▶ **Task data**
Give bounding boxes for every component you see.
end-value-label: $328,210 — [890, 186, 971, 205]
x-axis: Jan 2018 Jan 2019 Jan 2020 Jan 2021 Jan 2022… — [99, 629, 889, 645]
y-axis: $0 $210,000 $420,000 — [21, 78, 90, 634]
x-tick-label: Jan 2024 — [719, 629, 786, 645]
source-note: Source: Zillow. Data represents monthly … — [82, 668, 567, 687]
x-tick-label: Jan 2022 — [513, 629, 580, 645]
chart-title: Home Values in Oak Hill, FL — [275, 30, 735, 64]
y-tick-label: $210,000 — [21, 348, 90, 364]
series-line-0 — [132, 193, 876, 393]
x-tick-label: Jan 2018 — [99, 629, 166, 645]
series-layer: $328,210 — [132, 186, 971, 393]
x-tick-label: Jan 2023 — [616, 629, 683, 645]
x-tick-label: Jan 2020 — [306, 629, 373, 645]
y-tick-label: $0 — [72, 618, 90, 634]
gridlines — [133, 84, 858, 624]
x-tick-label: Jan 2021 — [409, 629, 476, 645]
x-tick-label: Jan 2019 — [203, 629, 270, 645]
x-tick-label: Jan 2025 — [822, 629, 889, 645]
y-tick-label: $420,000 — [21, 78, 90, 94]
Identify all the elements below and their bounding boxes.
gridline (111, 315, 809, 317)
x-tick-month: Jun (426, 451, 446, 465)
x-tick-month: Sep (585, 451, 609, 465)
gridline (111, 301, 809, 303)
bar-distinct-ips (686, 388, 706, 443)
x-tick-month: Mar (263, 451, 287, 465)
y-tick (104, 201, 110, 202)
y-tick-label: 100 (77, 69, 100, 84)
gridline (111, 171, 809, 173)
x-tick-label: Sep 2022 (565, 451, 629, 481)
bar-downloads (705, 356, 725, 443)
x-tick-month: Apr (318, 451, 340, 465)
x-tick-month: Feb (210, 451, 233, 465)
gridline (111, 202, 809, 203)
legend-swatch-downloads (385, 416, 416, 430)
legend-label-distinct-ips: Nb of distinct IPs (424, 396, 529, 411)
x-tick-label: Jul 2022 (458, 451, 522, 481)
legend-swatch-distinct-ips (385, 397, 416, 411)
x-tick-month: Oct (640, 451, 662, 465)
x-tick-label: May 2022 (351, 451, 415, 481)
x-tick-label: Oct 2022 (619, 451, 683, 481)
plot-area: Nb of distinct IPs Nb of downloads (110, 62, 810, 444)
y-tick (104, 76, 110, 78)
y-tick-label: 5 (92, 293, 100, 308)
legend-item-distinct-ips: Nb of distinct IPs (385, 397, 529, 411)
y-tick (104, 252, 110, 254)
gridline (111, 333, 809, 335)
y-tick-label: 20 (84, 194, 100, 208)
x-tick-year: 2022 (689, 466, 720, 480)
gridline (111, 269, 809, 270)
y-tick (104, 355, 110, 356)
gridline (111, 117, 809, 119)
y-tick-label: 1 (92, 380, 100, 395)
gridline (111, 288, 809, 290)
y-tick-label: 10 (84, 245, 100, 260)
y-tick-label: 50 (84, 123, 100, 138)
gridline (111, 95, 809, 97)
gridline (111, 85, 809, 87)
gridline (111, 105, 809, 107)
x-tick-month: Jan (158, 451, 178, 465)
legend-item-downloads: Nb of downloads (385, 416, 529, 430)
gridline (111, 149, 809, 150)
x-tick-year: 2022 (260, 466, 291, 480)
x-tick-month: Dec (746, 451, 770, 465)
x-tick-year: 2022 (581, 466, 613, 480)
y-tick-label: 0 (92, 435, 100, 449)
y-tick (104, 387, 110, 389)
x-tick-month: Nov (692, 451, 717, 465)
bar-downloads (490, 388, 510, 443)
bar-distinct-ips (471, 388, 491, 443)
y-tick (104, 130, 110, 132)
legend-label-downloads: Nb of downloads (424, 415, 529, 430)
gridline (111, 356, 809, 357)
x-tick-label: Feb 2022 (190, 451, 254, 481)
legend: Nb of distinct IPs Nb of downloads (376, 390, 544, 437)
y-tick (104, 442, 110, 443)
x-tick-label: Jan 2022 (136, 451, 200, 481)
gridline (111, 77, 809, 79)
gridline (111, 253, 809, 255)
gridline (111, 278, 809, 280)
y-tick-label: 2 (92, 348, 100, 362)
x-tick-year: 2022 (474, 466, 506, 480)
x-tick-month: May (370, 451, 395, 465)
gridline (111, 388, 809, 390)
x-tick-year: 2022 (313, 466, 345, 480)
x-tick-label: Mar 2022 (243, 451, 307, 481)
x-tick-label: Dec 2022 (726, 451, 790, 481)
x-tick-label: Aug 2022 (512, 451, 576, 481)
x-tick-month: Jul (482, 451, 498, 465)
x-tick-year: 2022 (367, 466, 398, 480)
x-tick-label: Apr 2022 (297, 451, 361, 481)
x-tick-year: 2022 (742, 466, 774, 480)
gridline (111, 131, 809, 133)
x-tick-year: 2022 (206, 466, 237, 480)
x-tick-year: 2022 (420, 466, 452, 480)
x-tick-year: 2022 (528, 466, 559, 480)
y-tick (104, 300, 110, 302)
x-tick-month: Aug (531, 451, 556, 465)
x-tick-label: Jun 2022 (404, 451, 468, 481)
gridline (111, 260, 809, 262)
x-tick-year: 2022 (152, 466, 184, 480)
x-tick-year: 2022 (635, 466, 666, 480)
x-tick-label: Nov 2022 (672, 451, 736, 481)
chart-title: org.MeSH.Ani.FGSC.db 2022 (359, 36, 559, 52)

▶ **Exercise**
Reproduce every line of the items above verbatim, with no alteration.

▶ **Exercise result**
Give bounding boxes for every component you see.
end-value-label: $328,210 — [890, 186, 971, 205]
x-axis: Jan 2018 Jan 2019 Jan 2020 Jan 2021 Jan 2022… — [99, 629, 889, 645]
y-axis: $0 $210,000 $420,000 — [21, 78, 90, 634]
x-tick-label: Jan 2024 — [719, 629, 786, 645]
source-note: Source: Zillow. Data represents monthly … — [82, 668, 567, 687]
x-tick-label: Jan 2022 — [513, 629, 580, 645]
chart-title: Home Values in Oak Hill, FL — [275, 30, 735, 64]
y-tick-label: $210,000 — [21, 348, 90, 364]
series-line-0 — [132, 193, 876, 393]
x-tick-label: Jan 2018 — [99, 629, 166, 645]
series-layer: $328,210 — [132, 186, 971, 393]
x-tick-label: Jan 2023 — [616, 629, 683, 645]
x-tick-label: Jan 2020 — [306, 629, 373, 645]
y-tick-label: $0 — [72, 618, 90, 634]
gridlines — [133, 84, 858, 624]
x-tick-label: Jan 2021 — [409, 629, 476, 645]
x-tick-label: Jan 2019 — [203, 629, 270, 645]
x-tick-label: Jan 2025 — [822, 629, 889, 645]
y-tick-label: $420,000 — [21, 78, 90, 94]
Identify all the elements below and their bounding boxes.
gridline (111, 315, 809, 317)
x-tick-month: Jun (426, 451, 446, 465)
x-tick-month: Sep (585, 451, 609, 465)
gridline (111, 301, 809, 303)
bar-distinct-ips (686, 388, 706, 443)
x-tick-month: Mar (263, 451, 287, 465)
y-tick (104, 201, 110, 202)
y-tick-label: 100 (77, 69, 100, 84)
gridline (111, 171, 809, 173)
x-tick-label: Sep 2022 (565, 451, 629, 481)
bar-downloads (705, 356, 725, 443)
x-tick-month: Apr (318, 451, 340, 465)
x-tick-month: Feb (210, 451, 233, 465)
gridline (111, 202, 809, 203)
legend-swatch-downloads (385, 416, 416, 430)
legend-label-distinct-ips: Nb of distinct IPs (424, 396, 529, 411)
x-tick-label: Jul 2022 (458, 451, 522, 481)
legend-swatch-distinct-ips (385, 397, 416, 411)
x-tick-month: Oct (640, 451, 662, 465)
x-tick-label: May 2022 (351, 451, 415, 481)
x-tick-label: Oct 2022 (619, 451, 683, 481)
plot-area: Nb of distinct IPs Nb of downloads (110, 62, 810, 444)
y-tick (104, 76, 110, 78)
y-tick-label: 5 (92, 293, 100, 308)
legend-item-distinct-ips: Nb of distinct IPs (385, 397, 529, 411)
y-tick (104, 252, 110, 254)
gridline (111, 333, 809, 335)
y-tick-label: 20 (84, 194, 100, 208)
x-tick-year: 2022 (689, 466, 720, 480)
gridline (111, 269, 809, 270)
y-tick (104, 355, 110, 356)
gridline (111, 117, 809, 119)
y-tick-label: 1 (92, 380, 100, 395)
gridline (111, 288, 809, 290)
y-tick-label: 10 (84, 245, 100, 260)
y-tick-label: 50 (84, 123, 100, 138)
gridline (111, 95, 809, 97)
gridline (111, 85, 809, 87)
gridline (111, 105, 809, 107)
x-tick-month: Jan (158, 451, 178, 465)
legend-item-downloads: Nb of downloads (385, 416, 529, 430)
gridline (111, 149, 809, 150)
x-tick-year: 2022 (260, 466, 291, 480)
x-tick-month: Dec (746, 451, 770, 465)
x-tick-year: 2022 (581, 466, 613, 480)
y-tick-label: 0 (92, 435, 100, 449)
y-tick (104, 387, 110, 389)
x-tick-month: Nov (692, 451, 717, 465)
bar-downloads (490, 388, 510, 443)
bar-distinct-ips (471, 388, 491, 443)
y-tick (104, 130, 110, 132)
legend-label-downloads: Nb of downloads (424, 415, 529, 430)
gridline (111, 356, 809, 357)
x-tick-label: Feb 2022 (190, 451, 254, 481)
legend: Nb of distinct IPs Nb of downloads (376, 390, 544, 437)
y-tick (104, 442, 110, 443)
x-tick-label: Jan 2022 (136, 451, 200, 481)
gridline (111, 77, 809, 79)
gridline (111, 253, 809, 255)
gridline (111, 278, 809, 280)
y-tick-label: 2 (92, 348, 100, 362)
x-tick-year: 2022 (474, 466, 506, 480)
x-tick-month: May (370, 451, 395, 465)
gridline (111, 388, 809, 390)
x-tick-year: 2022 (313, 466, 345, 480)
x-tick-label: Mar 2022 (243, 451, 307, 481)
x-tick-label: Dec 2022 (726, 451, 790, 481)
x-tick-label: Aug 2022 (512, 451, 576, 481)
x-tick-month: Jul (482, 451, 498, 465)
x-tick-year: 2022 (367, 466, 398, 480)
x-tick-label: Apr 2022 (297, 451, 361, 481)
x-tick-year: 2022 (742, 466, 774, 480)
gridline (111, 131, 809, 133)
x-tick-year: 2022 (206, 466, 237, 480)
x-tick-year: 2022 (420, 466, 452, 480)
x-tick-year: 2022 (528, 466, 559, 480)
y-tick (104, 300, 110, 302)
x-tick-month: Aug (531, 451, 556, 465)
x-tick-label: Jun 2022 (404, 451, 468, 481)
gridline (111, 260, 809, 262)
x-tick-year: 2022 (152, 466, 184, 480)
x-tick-year: 2022 (635, 466, 666, 480)
x-tick-label: Nov 2022 (672, 451, 736, 481)
chart-title: org.MeSH.Ani.FGSC.db 2022 (359, 36, 559, 52)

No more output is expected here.